- _Written problem_: Reproduce the material in full, exactly as written.

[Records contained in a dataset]

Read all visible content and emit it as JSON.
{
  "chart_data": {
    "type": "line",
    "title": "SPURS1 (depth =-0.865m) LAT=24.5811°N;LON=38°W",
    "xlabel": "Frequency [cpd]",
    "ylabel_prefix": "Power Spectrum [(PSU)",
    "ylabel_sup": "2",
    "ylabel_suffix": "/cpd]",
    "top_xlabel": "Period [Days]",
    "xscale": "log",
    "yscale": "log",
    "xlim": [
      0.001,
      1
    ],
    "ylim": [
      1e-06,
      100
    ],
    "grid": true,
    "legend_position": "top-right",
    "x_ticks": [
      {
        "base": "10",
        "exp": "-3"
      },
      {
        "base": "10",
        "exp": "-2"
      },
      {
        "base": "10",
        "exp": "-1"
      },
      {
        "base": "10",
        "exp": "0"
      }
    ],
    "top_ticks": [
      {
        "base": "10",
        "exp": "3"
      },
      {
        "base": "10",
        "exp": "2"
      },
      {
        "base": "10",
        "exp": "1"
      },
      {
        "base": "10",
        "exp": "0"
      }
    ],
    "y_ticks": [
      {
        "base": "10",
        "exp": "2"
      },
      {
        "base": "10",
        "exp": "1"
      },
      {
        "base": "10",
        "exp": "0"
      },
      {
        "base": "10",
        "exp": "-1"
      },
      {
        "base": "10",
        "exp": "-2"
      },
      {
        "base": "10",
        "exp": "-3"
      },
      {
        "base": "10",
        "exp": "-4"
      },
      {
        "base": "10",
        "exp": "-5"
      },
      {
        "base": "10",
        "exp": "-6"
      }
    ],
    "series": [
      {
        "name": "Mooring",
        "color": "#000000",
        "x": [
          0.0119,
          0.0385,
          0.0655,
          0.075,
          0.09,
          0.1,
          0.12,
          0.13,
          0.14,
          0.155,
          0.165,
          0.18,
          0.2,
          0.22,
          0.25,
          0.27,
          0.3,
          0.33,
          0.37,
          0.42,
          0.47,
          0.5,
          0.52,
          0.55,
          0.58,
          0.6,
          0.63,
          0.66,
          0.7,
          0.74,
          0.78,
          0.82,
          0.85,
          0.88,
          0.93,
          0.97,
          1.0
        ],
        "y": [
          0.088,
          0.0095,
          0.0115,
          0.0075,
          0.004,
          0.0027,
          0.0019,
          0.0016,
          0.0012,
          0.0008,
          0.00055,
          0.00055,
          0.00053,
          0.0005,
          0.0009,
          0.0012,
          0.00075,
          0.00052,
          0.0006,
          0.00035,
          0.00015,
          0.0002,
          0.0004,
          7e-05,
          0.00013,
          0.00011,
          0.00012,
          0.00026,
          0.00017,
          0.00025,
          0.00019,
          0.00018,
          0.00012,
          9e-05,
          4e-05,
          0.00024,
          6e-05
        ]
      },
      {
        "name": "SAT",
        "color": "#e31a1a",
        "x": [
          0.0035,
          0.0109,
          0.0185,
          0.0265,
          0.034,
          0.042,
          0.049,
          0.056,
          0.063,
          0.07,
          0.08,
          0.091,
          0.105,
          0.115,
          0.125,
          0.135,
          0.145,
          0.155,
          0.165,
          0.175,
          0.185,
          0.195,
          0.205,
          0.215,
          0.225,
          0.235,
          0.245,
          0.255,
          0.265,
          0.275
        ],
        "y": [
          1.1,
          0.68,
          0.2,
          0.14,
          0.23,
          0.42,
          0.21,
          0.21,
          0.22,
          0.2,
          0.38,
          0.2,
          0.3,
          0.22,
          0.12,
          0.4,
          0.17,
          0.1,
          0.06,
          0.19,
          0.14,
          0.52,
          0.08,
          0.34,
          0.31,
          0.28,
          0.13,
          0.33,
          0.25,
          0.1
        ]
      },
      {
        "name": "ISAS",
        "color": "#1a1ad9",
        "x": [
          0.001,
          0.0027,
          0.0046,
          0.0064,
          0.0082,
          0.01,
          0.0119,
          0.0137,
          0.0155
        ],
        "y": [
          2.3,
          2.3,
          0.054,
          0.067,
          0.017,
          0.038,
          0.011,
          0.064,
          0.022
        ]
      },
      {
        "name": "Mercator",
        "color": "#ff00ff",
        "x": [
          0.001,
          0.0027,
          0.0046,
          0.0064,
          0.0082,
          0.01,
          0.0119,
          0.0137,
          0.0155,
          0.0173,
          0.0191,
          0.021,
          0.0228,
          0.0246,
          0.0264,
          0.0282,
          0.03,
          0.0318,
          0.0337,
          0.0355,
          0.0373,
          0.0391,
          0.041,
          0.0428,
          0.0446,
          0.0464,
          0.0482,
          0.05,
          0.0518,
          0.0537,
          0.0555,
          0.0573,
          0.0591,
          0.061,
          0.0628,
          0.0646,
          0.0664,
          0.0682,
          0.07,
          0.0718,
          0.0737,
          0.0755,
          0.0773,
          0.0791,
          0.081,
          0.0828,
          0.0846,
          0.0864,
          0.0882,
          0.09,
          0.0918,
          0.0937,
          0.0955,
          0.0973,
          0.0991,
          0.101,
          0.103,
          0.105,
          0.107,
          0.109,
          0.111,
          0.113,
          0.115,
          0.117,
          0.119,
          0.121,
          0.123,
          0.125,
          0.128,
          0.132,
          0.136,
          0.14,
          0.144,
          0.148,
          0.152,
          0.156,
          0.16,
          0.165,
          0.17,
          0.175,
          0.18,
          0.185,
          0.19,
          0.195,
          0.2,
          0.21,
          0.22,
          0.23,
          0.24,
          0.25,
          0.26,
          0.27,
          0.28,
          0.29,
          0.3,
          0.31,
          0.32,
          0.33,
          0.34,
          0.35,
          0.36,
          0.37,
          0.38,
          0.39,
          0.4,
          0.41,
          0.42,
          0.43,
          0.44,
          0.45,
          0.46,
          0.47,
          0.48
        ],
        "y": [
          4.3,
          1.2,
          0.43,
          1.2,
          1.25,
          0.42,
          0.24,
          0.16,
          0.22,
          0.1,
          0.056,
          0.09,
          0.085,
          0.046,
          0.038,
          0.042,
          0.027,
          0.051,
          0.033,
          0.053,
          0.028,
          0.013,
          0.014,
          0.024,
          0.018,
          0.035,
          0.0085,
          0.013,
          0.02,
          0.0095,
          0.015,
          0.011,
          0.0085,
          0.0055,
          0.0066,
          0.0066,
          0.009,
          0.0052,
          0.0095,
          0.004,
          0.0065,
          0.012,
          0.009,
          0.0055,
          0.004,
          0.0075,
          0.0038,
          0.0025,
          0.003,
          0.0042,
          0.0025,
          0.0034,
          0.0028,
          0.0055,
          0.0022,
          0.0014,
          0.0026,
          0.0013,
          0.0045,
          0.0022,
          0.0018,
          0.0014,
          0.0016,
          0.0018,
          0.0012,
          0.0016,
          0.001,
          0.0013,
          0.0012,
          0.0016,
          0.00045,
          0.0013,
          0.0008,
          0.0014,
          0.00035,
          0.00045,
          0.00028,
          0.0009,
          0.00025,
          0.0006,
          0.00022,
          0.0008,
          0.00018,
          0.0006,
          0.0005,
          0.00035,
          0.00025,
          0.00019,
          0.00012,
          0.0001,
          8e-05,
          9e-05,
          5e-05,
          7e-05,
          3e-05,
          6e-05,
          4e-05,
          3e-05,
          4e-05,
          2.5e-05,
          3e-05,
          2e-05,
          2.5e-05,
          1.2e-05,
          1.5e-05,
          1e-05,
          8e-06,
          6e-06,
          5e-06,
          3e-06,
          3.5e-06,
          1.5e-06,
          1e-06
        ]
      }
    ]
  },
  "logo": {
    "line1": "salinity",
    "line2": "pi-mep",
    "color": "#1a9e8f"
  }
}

- _Task result_:
Read all visible content and emit it as JSON.
{
  "chart_data": {
    "type": "line",
    "title": "SPURS1 (depth =-0.865m) LAT=24.5811°N;LON=38°W",
    "xlabel": "Frequency [cpd]",
    "ylabel_prefix": "Power Spectrum [(PSU)",
    "ylabel_sup": "2",
    "ylabel_suffix": "/cpd]",
    "top_xlabel": "Period [Days]",
    "xscale": "log",
    "yscale": "log",
    "xlim": [
      0.001,
      1
    ],
    "ylim": [
      1e-06,
      100
    ],
    "grid": true,
    "legend_position": "top-right",
    "x_ticks": [
      {
        "base": "10",
        "exp": "-3"
      },
      {
        "base": "10",
        "exp": "-2"
      },
      {
        "base": "10",
        "exp": "-1"
      },
      {
        "base": "10",
        "exp": "0"
      }
    ],
    "top_ticks": [
      {
        "base": "10",
        "exp": "3"
      },
      {
        "base": "10",
        "exp": "2"
      },
      {
        "base": "10",
        "exp": "1"
      },
      {
        "base": "10",
        "exp": "0"
      }
    ],
    "y_ticks": [
      {
        "base": "10",
        "exp": "2"
      },
      {
        "base": "10",
        "exp": "1"
      },
      {
        "base": "10",
        "exp": "0"
      },
      {
        "base": "10",
        "exp": "-1"
      },
      {
        "base": "10",
        "exp": "-2"
      },
      {
        "base": "10",
        "exp": "-3"
      },
      {
        "base": "10",
        "exp": "-4"
      },
      {
        "base": "10",
        "exp": "-5"
      },
      {
        "base": "10",
        "exp": "-6"
      }
    ],
    "series": [
      {
        "name": "Mooring",
        "color": "#000000",
        "x": [
          0.0119,
          0.0385,
          0.0655,
          0.075,
          0.09,
          0.1,
          0.12,
          0.13,
          0.14,
          0.155,
          0.165,
          0.18,
          0.2,
          0.22,
          0.25,
          0.27,
          0.3,
          0.33,
          0.37,
          0.42,
          0.47,
          0.5,
          0.52,
          0.55,
          0.58,
          0.6,
          0.63,
          0.66,
          0.7,
          0.74,
          0.78,
          0.82,
          0.85,
          0.88,
          0.93,
          0.97,
          1.0
        ],
        "y": [
          0.088,
          0.0095,
          0.0115,
          0.0075,
          0.004,
          0.0027,
          0.0019,
          0.0016,
          0.0012,
          0.0008,
          0.00055,
          0.00055,
          0.00053,
          0.0005,
          0.0009,
          0.0012,
          0.00075,
          0.00052,
          0.0006,
          0.00035,
          0.00015,
          0.0002,
          0.0004,
          7e-05,
          0.00013,
          0.00011,
          0.00012,
          0.00026,
          0.00017,
          0.00025,
          0.00019,
          0.00018,
          0.00012,
          9e-05,
          4e-05,
          0.00024,
          6e-05
        ]
      },
      {
        "name": "SAT",
        "color": "#e31a1a",
        "x": [
          0.0035,
          0.0109,
          0.0185,
          0.0265,
          0.034,
          0.042,
          0.049,
          0.056,
          0.063,
          0.07,
          0.08,
          0.091,
          0.105,
          0.115,
          0.125,
          0.135,
          0.145,
          0.155,
          0.165,
          0.175,
          0.185,
          0.195,
          0.205,
          0.215,
          0.225,
          0.235,
          0.245,
          0.255,
          0.265,
          0.275
        ],
        "y": [
          1.1,
          0.68,
          0.2,
          0.14,
          0.23,
          0.42,
          0.21,
          0.21,
          0.22,
          0.2,
          0.38,
          0.2,
          0.3,
          0.22,
          0.12,
          0.4,
          0.17,
          0.1,
          0.06,
          0.19,
          0.14,
          0.52,
          0.08,
          0.34,
          0.31,
          0.28,
          0.13,
          0.33,
          0.25,
          0.1
        ]
      },
      {
        "name": "ISAS",
        "color": "#1a1ad9",
        "x": [
          0.001,
          0.0027,
          0.0046,
          0.0064,
          0.0082,
          0.01,
          0.0119,
          0.0137,
          0.0155
        ],
        "y": [
          2.3,
          2.3,
          0.054,
          0.067,
          0.017,
          0.038,
          0.011,
          0.064,
          0.022
        ]
      },
      {
        "name": "Mercator",
        "color": "#ff00ff",
        "x": [
          0.001,
          0.0027,
          0.0046,
          0.0064,
          0.0082,
          0.01,
          0.0119,
          0.0137,
          0.0155,
          0.0173,
          0.0191,
          0.021,
          0.0228,
          0.0246,
          0.0264,
          0.0282,
          0.03,
          0.0318,
          0.0337,
          0.0355,
          0.0373,
          0.0391,
          0.041,
          0.0428,
          0.0446,
          0.0464,
          0.0482,
          0.05,
          0.0518,
          0.0537,
          0.0555,
          0.0573,
          0.0591,
          0.061,
          0.0628,
          0.0646,
          0.0664,
          0.0682,
          0.07,
          0.0718,
          0.0737,
          0.0755,
          0.0773,
          0.0791,
          0.081,
          0.0828,
          0.0846,
          0.0864,
          0.0882,
          0.09,
          0.0918,
          0.0937,
          0.0955,
          0.0973,
          0.0991,
          0.101,
          0.103,
          0.105,
          0.107,
          0.109,
          0.111,
          0.113,
          0.115,
          0.117,
          0.119,
          0.121,
          0.123,
          0.125,
          0.128,
          0.132,
          0.136,
          0.14,
          0.144,
          0.148,
          0.152,
          0.156,
          0.16,
          0.165,
          0.17,
          0.175,
          0.18,
          0.185,
          0.19,
          0.195,
          0.2,
          0.21,
          0.22,
          0.23,
          0.24,
          0.25,
          0.26,
          0.27,
          0.28,
          0.29,
          0.3,
          0.31,
          0.32,
          0.33,
          0.34,
          0.35,
          0.36,
          0.37,
          0.38,
          0.39,
          0.4,
          0.41,
          0.42,
          0.43,
          0.44,
          0.45,
          0.46,
          0.47,
          0.48
        ],
        "y": [
          4.3,
          1.2,
          0.43,
          1.2,
          1.25,
          0.42,
          0.24,
          0.16,
          0.22,
          0.1,
          0.056,
          0.09,
          0.085,
          0.046,
          0.038,
          0.042,
          0.027,
          0.051,
          0.033,
          0.053,
          0.028,
          0.013,
          0.014,
          0.024,
          0.018,
          0.035,
          0.0085,
          0.013,
          0.02,
          0.0095,
          0.015,
          0.011,
          0.0085,
          0.0055,
          0.0066,
          0.0066,
          0.009,
          0.0052,
          0.0095,
          0.004,
          0.0065,
          0.012,
          0.009,
          0.0055,
          0.004,
          0.0075,
          0.0038,
          0.0025,
          0.003,
          0.0042,
          0.0025,
          0.0034,
          0.0028,
          0.0055,
          0.0022,
          0.0014,
          0.0026,
          0.0013,
          0.0045,
          0.0022,
          0.0018,
          0.0014,
          0.0016,
          0.0018,
          0.0012,
          0.0016,
          0.001,
          0.0013,
          0.0012,
          0.0016,
          0.00045,
          0.0013,
          0.0008,
          0.0014,
          0.00035,
          0.00045,
          0.00028,
          0.0009,
          0.00025,
          0.0006,
          0.00022,
          0.0008,
          0.00018,
          0.0006,
          0.0005,
          0.00035,
          0.00025,
          0.00019,
          0.00012,
          0.0001,
          8e-05,
          9e-05,
          5e-05,
          7e-05,
          3e-05,
          6e-05,
          4e-05,
          3e-05,
          4e-05,
          2.5e-05,
          3e-05,
          2e-05,
          2.5e-05,
          1.2e-05,
          1.5e-05,
          1e-05,
          8e-06,
          6e-06,
          5e-06,
          3e-06,
          3.5e-06,
          1.5e-06,
          1e-06
        ]
      }
    ]
  },
  "logo": {
    "line1": "salinity",
    "line2": "pi-mep",
    "color": "#1a9e8f"
  }
}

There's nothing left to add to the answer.